------ Records supplied ------

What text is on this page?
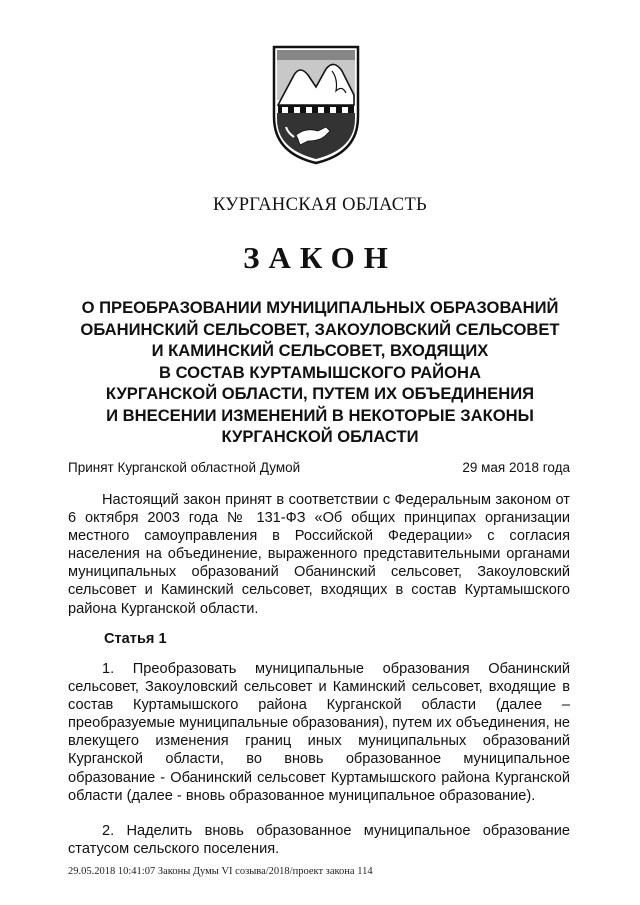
КУРГАНСКАЯ ОБЛАСТЬ
ЗАКОН
О ПРЕОБРАЗОВАНИИ МУНИЦИПАЛЬНЫХ ОБРАЗОВАНИЙ
ОБАНИНСКИЙ СЕЛЬСОВЕТ, ЗАКОУЛОВСКИЙ СЕЛЬСОВЕТ
И КАМИНСКИЙ СЕЛЬСОВЕТ, ВХОДЯЩИХ
В СОСТАВ КУРТАМЫШСКОГО РАЙОНА
КУРГАНСКОЙ ОБЛАСТИ, ПУТЕМ ИХ ОБЪЕДИНЕНИЯ
И ВНЕСЕНИИ ИЗМЕНЕНИЙ В НЕКОТОРЫЕ ЗАКОНЫ
КУРГАНСКОЙ ОБЛАСТИ
Принят Курганской областной Думой	29 мая 2018 года
Настоящий закон принят в соответствии с Федеральным законом от 6 октября 2003 года № 131-ФЗ «Об общих принципах организации местного самоуправления в Российской Федерации» с согласия населения на объединение, выраженного представительными органами муниципальных образований Обанинский сельсовет, Закоуловский сельсовет и Каминский сельсовет, входящих в состав Куртамышского района Курганской области.
Статья 1
1. Преобразовать муниципальные образования Обанинский сельсовет, Закоуловский сельсовет и Каминский сельсовет, входящие в состав Куртамышского района Курганской области (далее – преобразуемые муниципальные образования), путем их объединения, не влекущего изменения границ иных муниципальных образований Курганской области, во вновь образованное муниципальное образование - Обанинский сельсовет Куртамышского района Курганской области (далее - вновь образованное муниципальное образование).
2. Наделить вновь образованное муниципальное образование статусом сельского поселения.
29.05.2018 10:41:07 Законы Думы VI созыва/2018/проект закона 114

------

**Exercise details**
Extract every line of the data exactly; pictures stay out.

**Response below**
What text is on this page?
КУРГАНСКАЯ ОБЛАСТЬ
ЗАКОН
О ПРЕОБРАЗОВАНИИ МУНИЦИПАЛЬНЫХ ОБРАЗОВАНИЙ
ОБАНИНСКИЙ СЕЛЬСОВЕТ, ЗАКОУЛОВСКИЙ СЕЛЬСОВЕТ
И КАМИНСКИЙ СЕЛЬСОВЕТ, ВХОДЯЩИХ
В СОСТАВ КУРТАМЫШСКОГО РАЙОНА
КУРГАНСКОЙ ОБЛАСТИ, ПУТЕМ ИХ ОБЪЕДИНЕНИЯ
И ВНЕСЕНИИ ИЗМЕНЕНИЙ В НЕКОТОРЫЕ ЗАКОНЫ
КУРГАНСКОЙ ОБЛАСТИ
Принят Курганской областной Думой	29 мая 2018 года
Настоящий закон принят в соответствии с Федеральным законом от 6 октября 2003 года № 131-ФЗ «Об общих принципах организации местного самоуправления в Российской Федерации» с согласия населения на объединение, выраженного представительными органами муниципальных образований Обанинский сельсовет, Закоуловский сельсовет и Каминский сельсовет, входящих в состав Куртамышского района Курганской области.
Статья 1
1. Преобразовать муниципальные образования Обанинский сельсовет, Закоуловский сельсовет и Каминский сельсовет, входящие в состав Куртамышского района Курганской области (далее – преобразуемые муниципальные образования), путем их объединения, не влекущего изменения границ иных муниципальных образований Курганской области, во вновь образованное муниципальное образование - Обанинский сельсовет Куртамышского района Курганской области (далее - вновь образованное муниципальное образование).
2. Наделить вновь образованное муниципальное образование статусом сельского поселения.
29.05.2018 10:41:07 Законы Думы VI созыва/2018/проект закона 114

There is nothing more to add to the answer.